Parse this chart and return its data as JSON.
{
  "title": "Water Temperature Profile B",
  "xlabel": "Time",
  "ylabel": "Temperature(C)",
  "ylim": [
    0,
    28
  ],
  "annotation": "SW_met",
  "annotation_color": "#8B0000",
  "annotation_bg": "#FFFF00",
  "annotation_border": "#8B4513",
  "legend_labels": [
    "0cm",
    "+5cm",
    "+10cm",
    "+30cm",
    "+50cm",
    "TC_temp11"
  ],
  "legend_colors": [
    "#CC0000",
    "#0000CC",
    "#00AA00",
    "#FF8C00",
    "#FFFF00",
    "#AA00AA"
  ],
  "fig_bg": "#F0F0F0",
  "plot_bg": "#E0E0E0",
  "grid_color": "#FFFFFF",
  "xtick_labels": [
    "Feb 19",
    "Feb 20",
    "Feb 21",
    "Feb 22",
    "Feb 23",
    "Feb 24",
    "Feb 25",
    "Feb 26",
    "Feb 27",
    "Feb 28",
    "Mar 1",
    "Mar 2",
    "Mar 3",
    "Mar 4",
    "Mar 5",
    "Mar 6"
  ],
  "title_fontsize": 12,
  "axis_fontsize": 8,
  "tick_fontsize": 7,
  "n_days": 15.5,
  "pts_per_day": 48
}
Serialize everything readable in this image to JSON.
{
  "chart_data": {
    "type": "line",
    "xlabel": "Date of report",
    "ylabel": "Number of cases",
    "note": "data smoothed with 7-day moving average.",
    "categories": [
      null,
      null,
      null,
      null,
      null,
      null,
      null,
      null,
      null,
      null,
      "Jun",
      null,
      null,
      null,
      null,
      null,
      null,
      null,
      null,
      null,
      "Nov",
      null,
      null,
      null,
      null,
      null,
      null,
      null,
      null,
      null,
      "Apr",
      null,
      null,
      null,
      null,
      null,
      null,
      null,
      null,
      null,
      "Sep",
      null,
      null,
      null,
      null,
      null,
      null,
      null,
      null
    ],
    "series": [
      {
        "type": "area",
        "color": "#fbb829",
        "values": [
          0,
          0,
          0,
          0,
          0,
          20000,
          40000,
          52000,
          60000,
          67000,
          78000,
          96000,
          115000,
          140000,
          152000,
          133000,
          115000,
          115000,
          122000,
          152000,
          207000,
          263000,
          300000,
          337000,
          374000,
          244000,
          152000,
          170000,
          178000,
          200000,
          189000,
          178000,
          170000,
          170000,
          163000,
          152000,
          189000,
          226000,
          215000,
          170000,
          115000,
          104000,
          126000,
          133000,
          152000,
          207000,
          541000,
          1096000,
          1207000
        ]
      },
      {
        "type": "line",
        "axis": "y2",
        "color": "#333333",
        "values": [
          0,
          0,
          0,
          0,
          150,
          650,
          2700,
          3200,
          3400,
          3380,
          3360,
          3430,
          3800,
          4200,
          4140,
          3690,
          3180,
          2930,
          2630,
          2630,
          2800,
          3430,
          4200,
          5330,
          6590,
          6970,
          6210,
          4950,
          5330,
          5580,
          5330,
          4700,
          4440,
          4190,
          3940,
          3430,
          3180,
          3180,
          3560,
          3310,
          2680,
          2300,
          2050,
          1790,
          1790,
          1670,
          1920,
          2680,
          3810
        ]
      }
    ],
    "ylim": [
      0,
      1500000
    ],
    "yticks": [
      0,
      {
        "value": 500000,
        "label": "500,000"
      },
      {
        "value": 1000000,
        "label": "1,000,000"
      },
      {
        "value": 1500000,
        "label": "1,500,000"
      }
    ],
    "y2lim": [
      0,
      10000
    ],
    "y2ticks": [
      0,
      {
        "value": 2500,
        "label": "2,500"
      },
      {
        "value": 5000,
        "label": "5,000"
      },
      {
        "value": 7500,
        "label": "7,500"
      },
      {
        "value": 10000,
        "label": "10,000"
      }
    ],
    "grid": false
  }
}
==========
Problem to work on: Which lines in the records above contain the string "JSON"? Copy each one.

Exercise solution:
Parse this chart and return its data as JSON.
Serialize everything readable in this image to JSON.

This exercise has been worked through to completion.